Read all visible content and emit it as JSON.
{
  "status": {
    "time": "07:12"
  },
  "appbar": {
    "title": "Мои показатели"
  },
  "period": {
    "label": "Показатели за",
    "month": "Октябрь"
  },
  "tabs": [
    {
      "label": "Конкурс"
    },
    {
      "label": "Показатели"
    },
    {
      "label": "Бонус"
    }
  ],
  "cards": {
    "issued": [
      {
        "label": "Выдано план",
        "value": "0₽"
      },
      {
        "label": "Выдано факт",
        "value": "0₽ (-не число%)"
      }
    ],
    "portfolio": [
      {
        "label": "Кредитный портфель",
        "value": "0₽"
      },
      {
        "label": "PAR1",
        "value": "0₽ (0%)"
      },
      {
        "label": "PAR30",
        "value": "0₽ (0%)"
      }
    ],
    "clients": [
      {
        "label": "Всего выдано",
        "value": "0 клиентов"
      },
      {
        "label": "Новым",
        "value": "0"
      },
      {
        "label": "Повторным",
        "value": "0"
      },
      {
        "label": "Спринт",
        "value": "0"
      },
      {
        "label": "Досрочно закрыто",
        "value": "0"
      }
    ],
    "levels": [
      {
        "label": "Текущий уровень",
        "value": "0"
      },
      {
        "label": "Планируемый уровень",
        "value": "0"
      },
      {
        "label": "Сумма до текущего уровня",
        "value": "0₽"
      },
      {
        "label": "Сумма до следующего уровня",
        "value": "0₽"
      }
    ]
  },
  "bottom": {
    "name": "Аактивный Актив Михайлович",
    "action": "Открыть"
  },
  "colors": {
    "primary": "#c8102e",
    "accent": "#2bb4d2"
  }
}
§
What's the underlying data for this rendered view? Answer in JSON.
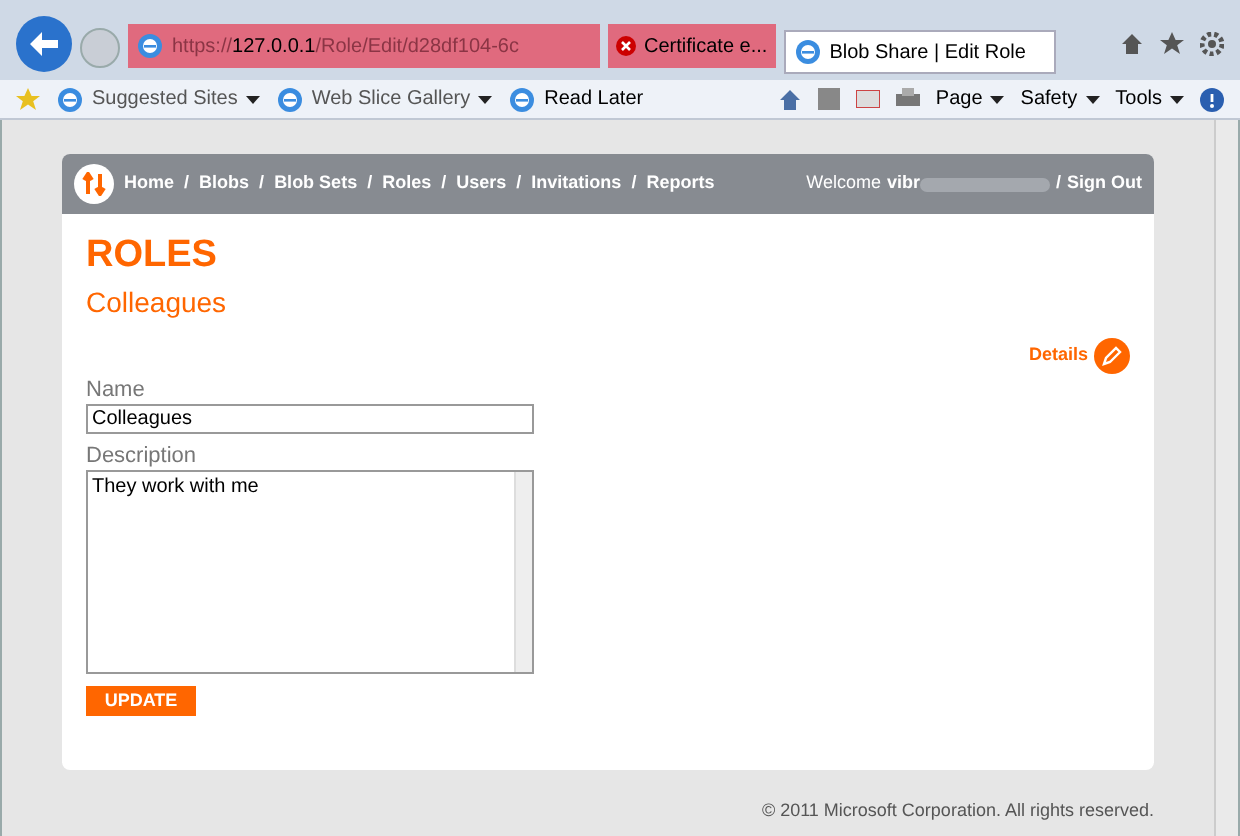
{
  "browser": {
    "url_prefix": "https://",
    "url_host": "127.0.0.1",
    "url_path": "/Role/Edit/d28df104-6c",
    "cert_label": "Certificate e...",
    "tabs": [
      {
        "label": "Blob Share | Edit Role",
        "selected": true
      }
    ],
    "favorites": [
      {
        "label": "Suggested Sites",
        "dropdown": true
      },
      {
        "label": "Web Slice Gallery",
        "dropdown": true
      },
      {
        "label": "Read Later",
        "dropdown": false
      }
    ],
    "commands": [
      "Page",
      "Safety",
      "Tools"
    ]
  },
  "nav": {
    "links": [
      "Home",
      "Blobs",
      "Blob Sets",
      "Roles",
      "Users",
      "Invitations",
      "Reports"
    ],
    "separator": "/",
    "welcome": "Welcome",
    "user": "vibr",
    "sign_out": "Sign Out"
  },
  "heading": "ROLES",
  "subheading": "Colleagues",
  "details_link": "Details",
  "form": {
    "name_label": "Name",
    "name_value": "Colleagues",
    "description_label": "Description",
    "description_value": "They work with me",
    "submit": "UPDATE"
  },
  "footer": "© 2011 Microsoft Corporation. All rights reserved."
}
§
→ YOUR GOAL
List all lines holding the string "Colleagues".

→ FULL OUTPUT
  "subheading": "Colleagues",
    "name_value": "Colleagues",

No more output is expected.